DATASET ROWS —
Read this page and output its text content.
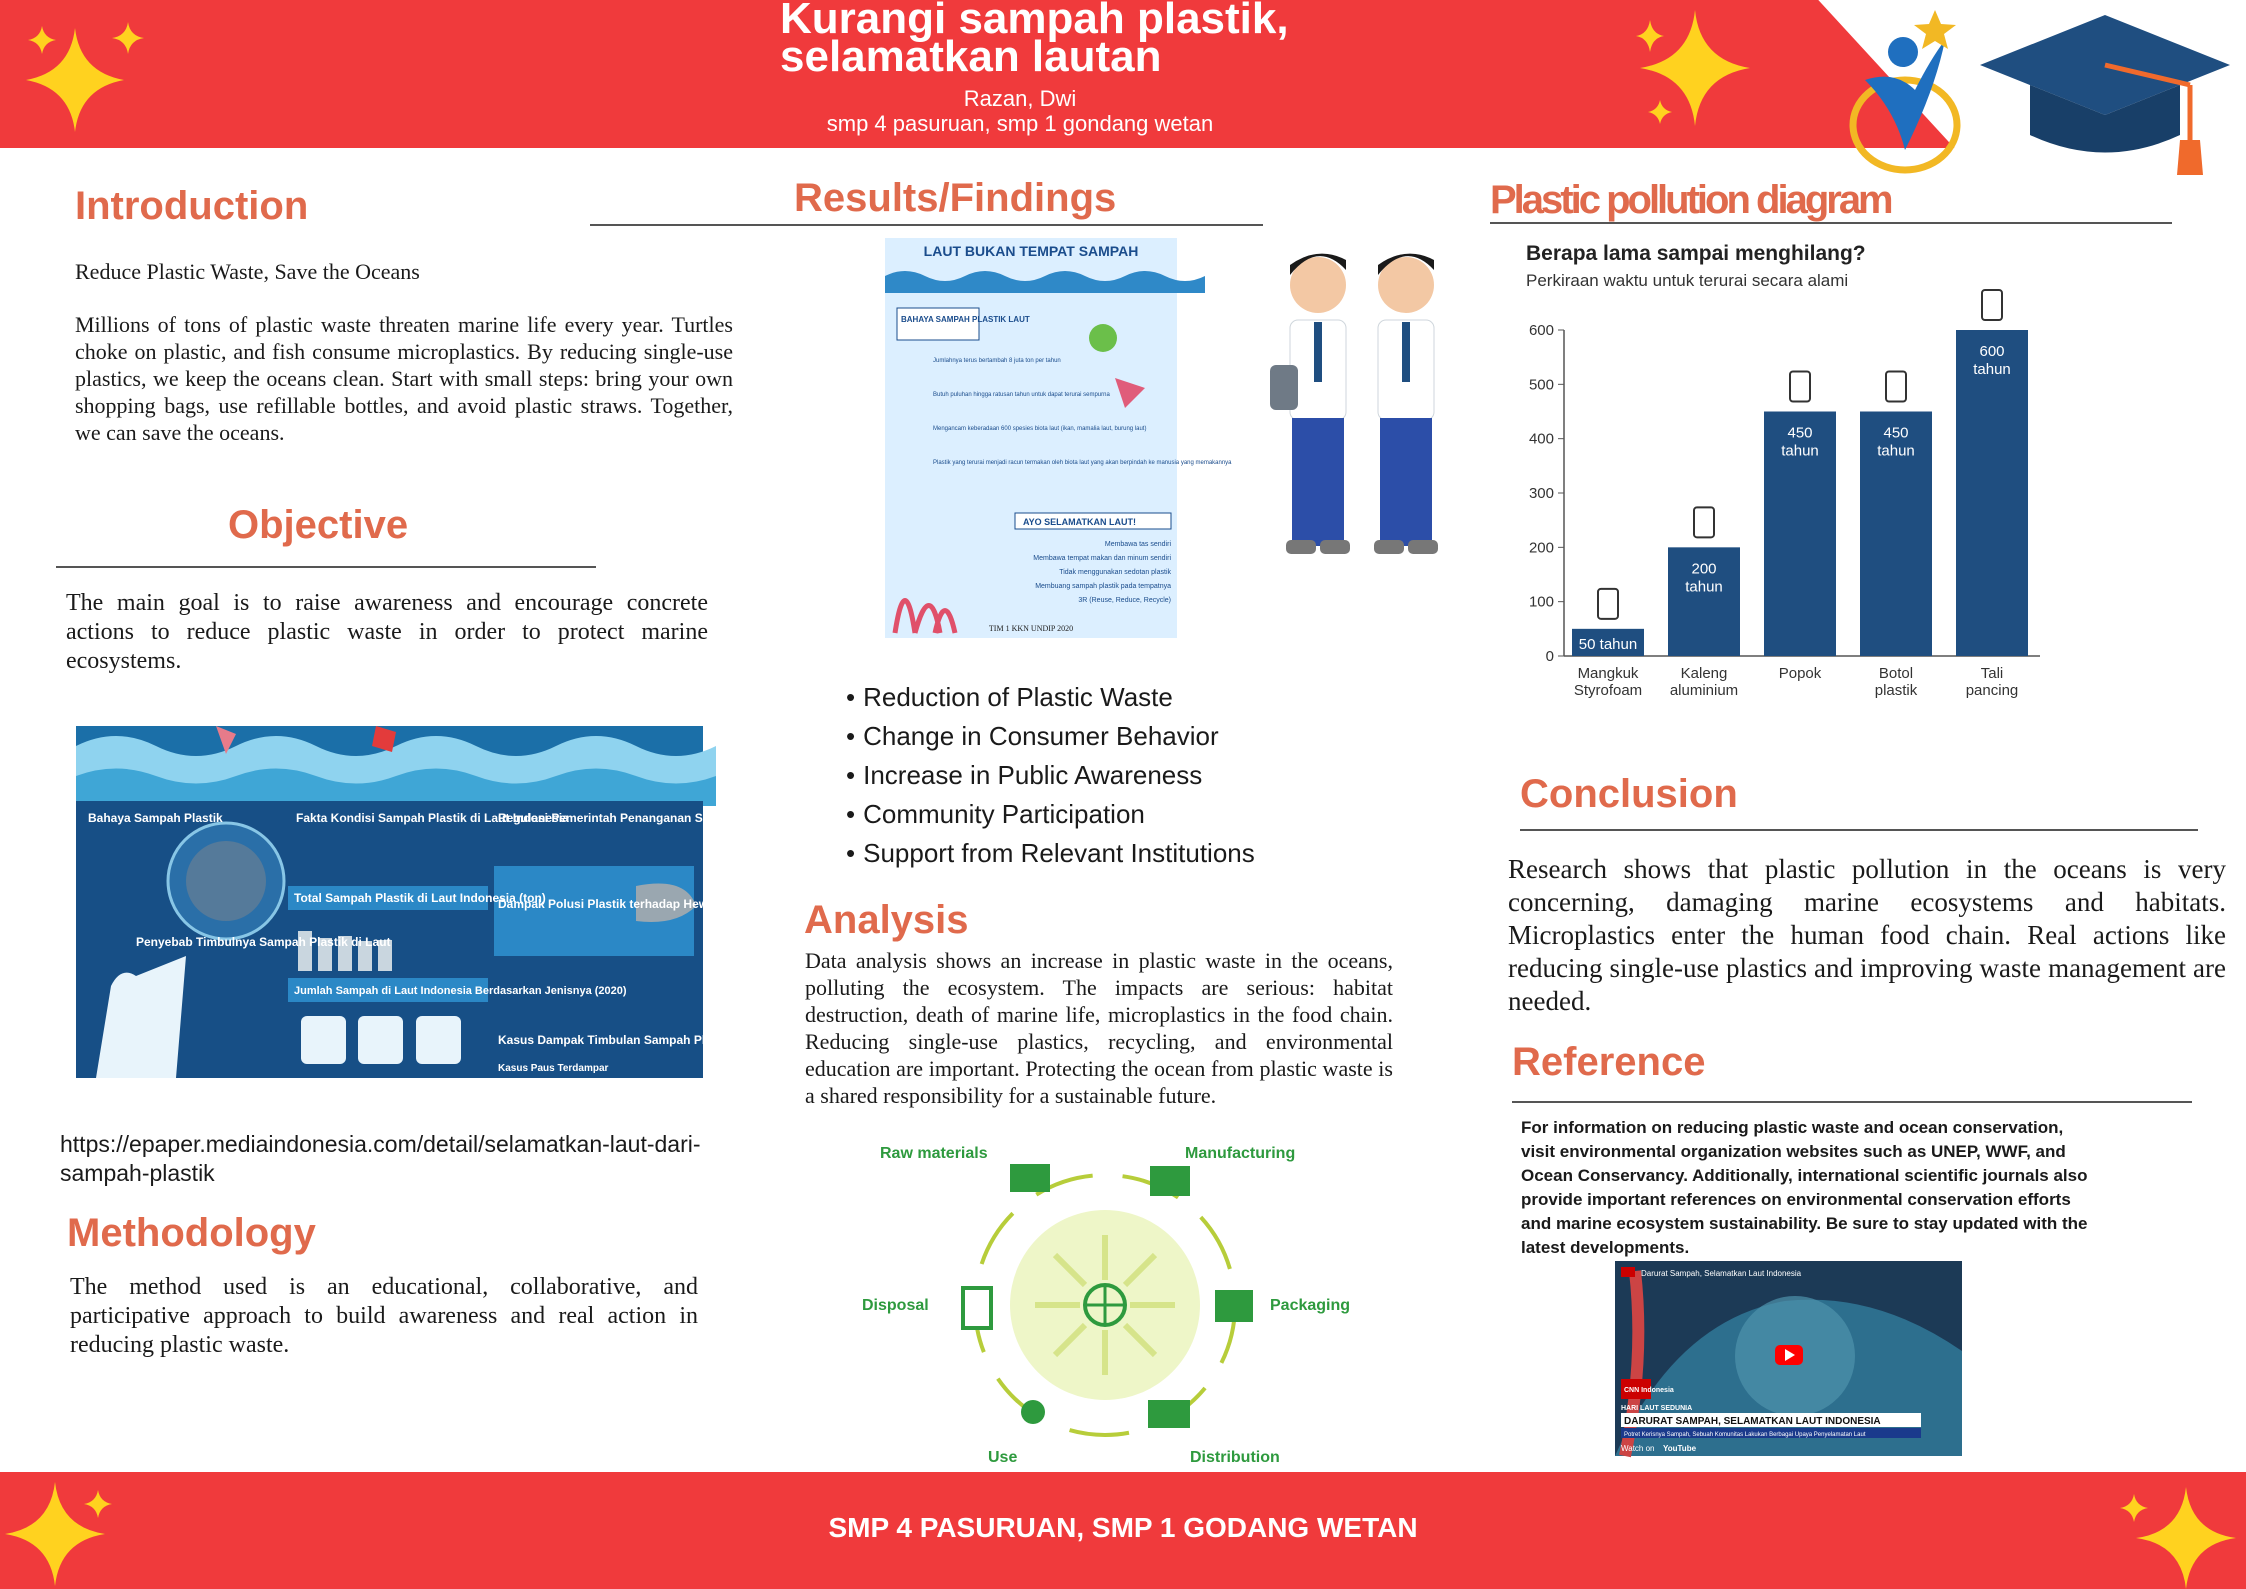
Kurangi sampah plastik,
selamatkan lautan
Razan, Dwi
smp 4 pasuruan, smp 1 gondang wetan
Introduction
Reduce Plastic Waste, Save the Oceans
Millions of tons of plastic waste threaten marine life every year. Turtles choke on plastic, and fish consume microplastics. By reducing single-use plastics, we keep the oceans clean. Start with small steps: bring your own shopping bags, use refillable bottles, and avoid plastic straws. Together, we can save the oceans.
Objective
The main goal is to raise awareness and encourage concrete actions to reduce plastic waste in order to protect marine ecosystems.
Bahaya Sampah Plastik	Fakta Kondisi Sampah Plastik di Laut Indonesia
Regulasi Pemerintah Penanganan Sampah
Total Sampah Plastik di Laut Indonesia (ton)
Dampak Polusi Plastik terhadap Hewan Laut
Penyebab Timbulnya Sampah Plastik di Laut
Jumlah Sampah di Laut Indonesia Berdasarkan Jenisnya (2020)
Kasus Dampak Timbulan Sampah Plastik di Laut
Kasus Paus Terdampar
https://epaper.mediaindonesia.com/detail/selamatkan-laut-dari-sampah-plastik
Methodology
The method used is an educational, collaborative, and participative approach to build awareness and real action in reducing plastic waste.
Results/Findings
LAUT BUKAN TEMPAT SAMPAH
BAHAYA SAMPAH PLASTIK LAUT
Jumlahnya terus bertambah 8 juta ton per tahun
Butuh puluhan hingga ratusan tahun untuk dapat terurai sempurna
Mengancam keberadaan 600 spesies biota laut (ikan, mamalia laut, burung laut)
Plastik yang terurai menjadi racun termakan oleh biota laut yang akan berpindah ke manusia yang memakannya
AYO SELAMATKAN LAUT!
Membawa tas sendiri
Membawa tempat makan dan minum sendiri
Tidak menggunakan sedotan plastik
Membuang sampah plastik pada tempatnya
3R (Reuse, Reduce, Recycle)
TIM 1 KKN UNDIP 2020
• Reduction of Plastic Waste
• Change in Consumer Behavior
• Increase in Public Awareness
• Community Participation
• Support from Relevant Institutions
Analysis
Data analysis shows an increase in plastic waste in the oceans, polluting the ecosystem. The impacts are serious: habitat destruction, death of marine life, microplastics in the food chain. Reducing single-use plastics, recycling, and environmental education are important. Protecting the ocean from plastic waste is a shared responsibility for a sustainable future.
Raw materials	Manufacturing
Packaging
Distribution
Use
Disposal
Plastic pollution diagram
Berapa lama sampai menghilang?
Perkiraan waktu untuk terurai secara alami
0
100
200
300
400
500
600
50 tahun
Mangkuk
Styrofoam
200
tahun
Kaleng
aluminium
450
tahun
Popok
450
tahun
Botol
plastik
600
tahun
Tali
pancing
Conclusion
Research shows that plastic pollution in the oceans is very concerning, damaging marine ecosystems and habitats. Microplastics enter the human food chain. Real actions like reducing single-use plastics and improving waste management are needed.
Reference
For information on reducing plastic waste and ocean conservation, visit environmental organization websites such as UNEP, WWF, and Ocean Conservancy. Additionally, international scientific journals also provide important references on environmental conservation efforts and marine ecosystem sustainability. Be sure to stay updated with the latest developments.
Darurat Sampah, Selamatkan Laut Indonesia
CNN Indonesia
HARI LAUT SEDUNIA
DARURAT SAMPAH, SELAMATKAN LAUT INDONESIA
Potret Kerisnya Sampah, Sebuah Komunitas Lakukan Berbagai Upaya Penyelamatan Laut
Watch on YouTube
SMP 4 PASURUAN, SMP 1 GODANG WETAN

...

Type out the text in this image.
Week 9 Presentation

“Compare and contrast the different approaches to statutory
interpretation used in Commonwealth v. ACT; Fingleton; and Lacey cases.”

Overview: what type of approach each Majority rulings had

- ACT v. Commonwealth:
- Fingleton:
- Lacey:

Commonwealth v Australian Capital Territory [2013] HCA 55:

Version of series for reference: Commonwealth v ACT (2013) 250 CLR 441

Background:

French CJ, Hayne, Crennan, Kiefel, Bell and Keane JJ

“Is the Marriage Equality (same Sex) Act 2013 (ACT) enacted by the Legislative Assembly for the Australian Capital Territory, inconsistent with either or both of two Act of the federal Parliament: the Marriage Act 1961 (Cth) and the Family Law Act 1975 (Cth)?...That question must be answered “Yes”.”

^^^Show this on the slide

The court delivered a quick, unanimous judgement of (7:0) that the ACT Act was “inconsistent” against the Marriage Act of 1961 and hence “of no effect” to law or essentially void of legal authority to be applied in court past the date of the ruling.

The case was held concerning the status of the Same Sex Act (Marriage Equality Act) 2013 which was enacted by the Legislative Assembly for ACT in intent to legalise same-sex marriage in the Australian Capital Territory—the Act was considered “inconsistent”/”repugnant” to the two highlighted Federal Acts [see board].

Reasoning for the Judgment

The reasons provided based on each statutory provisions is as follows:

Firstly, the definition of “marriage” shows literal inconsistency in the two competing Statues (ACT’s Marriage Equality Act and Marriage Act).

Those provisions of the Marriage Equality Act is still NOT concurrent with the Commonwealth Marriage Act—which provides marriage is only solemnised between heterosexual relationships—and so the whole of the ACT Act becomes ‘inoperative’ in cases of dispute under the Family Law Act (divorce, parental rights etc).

EXERCISE PROMPT —
Return all lines containing the word "Australian".

FINAL ANSWER —
Commonwealth v Australian Capital Territory [2013] HCA 55:
“Is the Marriage Equality (same Sex) Act 2013 (ACT) enacted by the Legislative Assembly for the Australian Capital Territory, inconsistent with either or both of two Act of the federal Parliament: the Marriage Act 1961 (Cth) and the Family Law Act 1975 (Cth)?...That question must be answered “Yes”.”
The case was held concerning the status of the Same Sex Act (Marriage Equality Act) 2013 which was enacted by the Legislative Assembly for ACT in intent to legalise same-sex marriage in the Australian Capital Territory—the Act was considered “inconsistent”/”repugnant” to the two highlighted Federal Acts [see board].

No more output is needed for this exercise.